The records underneath are to be repeated exactly, with the pictures left out.

————

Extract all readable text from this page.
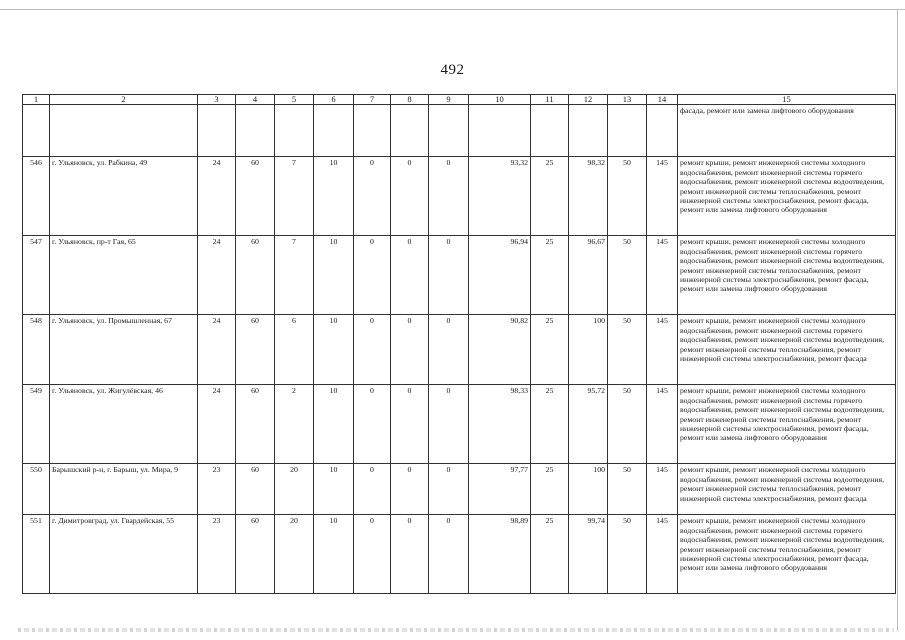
492
1	2	3	4	5	6	7	8	9	10	11	12	13	14	15
														фасада, ремонт или замена лифтового оборудования
546	г. Ульяновск, ул. Рабкина, 49	24	60	7	10	0	0	0	93,32	25	98,32	50	145	ремонт крыши, ремонт инженерной системы холодного водоснабжения, ремонт инженерной системы горячего водоснабжения, ремонт инженерной системы водоотведения, ремонт инженерной системы теплоснабжения, ремонт инженерной системы электроснабжения, ремонт фасада, ремонт или замена лифтового оборудования
547	г. Ульяновск, пр-т Гая, 65	24	60	7	10	0	0	0	96,94	25	96,67	50	145	ремонт крыши, ремонт инженерной системы холодного водоснабжения, ремонт инженерной системы горячего водоснабжения, ремонт инженерной системы водоотведения, ремонт инженерной системы теплоснабжения, ремонт инженерной системы электроснабжения, ремонт фасада, ремонт или замена лифтового оборудования
548	г. Ульяновск, ул. Промышленная, 67	24	60	6	10	0	0	0	90,82	25	100	50	145	ремонт крыши, ремонт инженерной системы холодного водоснабжения, ремонт инженерной системы горячего водоснабжения, ремонт инженерной системы водоотведения, ремонт инженерной системы теплоснабжения, ремонт инженерной системы электроснабжения, ремонт фасада
549	г. Ульяновск, ул. Жигулёвская, 46	24	60	2	10	0	0	0	98,33	25	95,72	50	145	ремонт крыши, ремонт инженерной системы холодного водоснабжения, ремонт инженерной системы горячего водоснабжения, ремонт инженерной системы водоотведения, ремонт инженерной системы теплоснабжения, ремонт инженерной системы электроснабжения, ремонт фасада, ремонт или замена лифтового оборудования
550	Барышский р-н, г. Барыш, ул. Мира, 9	23	60	20	10	0	0	0	97,77	25	100	50	145	ремонт крыши, ремонт инженерной системы холодного водоснабжения, ремонт инженерной системы водоотведения, ремонт инженерной системы теплоснабжения, ремонт инженерной системы электроснабжения, ремонт фасада
551	г. Димитровград, ул. Гвардейская, 55	23	60	20	10	0	0	0	98,89	25	99,74	50	145	ремонт крыши, ремонт инженерной системы холодного водоснабжения, ремонт инженерной системы горячего водоснабжения, ремонт инженерной системы водоотведения, ремонт инженерной системы теплоснабжения, ремонт инженерной системы электроснабжения, ремонт фасада, ремонт или замена лифтового оборудования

————

## Solution to this problem
Extract all readable text from this page.
492
1	2	3	4	5	6	7	8	9	10	11	12	13	14	15
														фасада, ремонт или замена лифтового оборудования
546	г. Ульяновск, ул. Рабкина, 49	24	60	7	10	0	0	0	93,32	25	98,32	50	145	ремонт крыши, ремонт инженерной системы холодного водоснабжения, ремонт инженерной системы горячего водоснабжения, ремонт инженерной системы водоотведения, ремонт инженерной системы теплоснабжения, ремонт инженерной системы электроснабжения, ремонт фасада, ремонт или замена лифтового оборудования
547	г. Ульяновск, пр-т Гая, 65	24	60	7	10	0	0	0	96,94	25	96,67	50	145	ремонт крыши, ремонт инженерной системы холодного водоснабжения, ремонт инженерной системы горячего водоснабжения, ремонт инженерной системы водоотведения, ремонт инженерной системы теплоснабжения, ремонт инженерной системы электроснабжения, ремонт фасада, ремонт или замена лифтового оборудования
548	г. Ульяновск, ул. Промышленная, 67	24	60	6	10	0	0	0	90,82	25	100	50	145	ремонт крыши, ремонт инженерной системы холодного водоснабжения, ремонт инженерной системы горячего водоснабжения, ремонт инженерной системы водоотведения, ремонт инженерной системы теплоснабжения, ремонт инженерной системы электроснабжения, ремонт фасада
549	г. Ульяновск, ул. Жигулёвская, 46	24	60	2	10	0	0	0	98,33	25	95,72	50	145	ремонт крыши, ремонт инженерной системы холодного водоснабжения, ремонт инженерной системы горячего водоснабжения, ремонт инженерной системы водоотведения, ремонт инженерной системы теплоснабжения, ремонт инженерной системы электроснабжения, ремонт фасада, ремонт или замена лифтового оборудования
550	Барышский р-н, г. Барыш, ул. Мира, 9	23	60	20	10	0	0	0	97,77	25	100	50	145	ремонт крыши, ремонт инженерной системы холодного водоснабжения, ремонт инженерной системы водоотведения, ремонт инженерной системы теплоснабжения, ремонт инженерной системы электроснабжения, ремонт фасада
551	г. Димитровград, ул. Гвардейская, 55	23	60	20	10	0	0	0	98,89	25	99,74	50	145	ремонт крыши, ремонт инженерной системы холодного водоснабжения, ремонт инженерной системы горячего водоснабжения, ремонт инженерной системы водоотведения, ремонт инженерной системы теплоснабжения, ремонт инженерной системы электроснабжения, ремонт фасада, ремонт или замена лифтового оборудования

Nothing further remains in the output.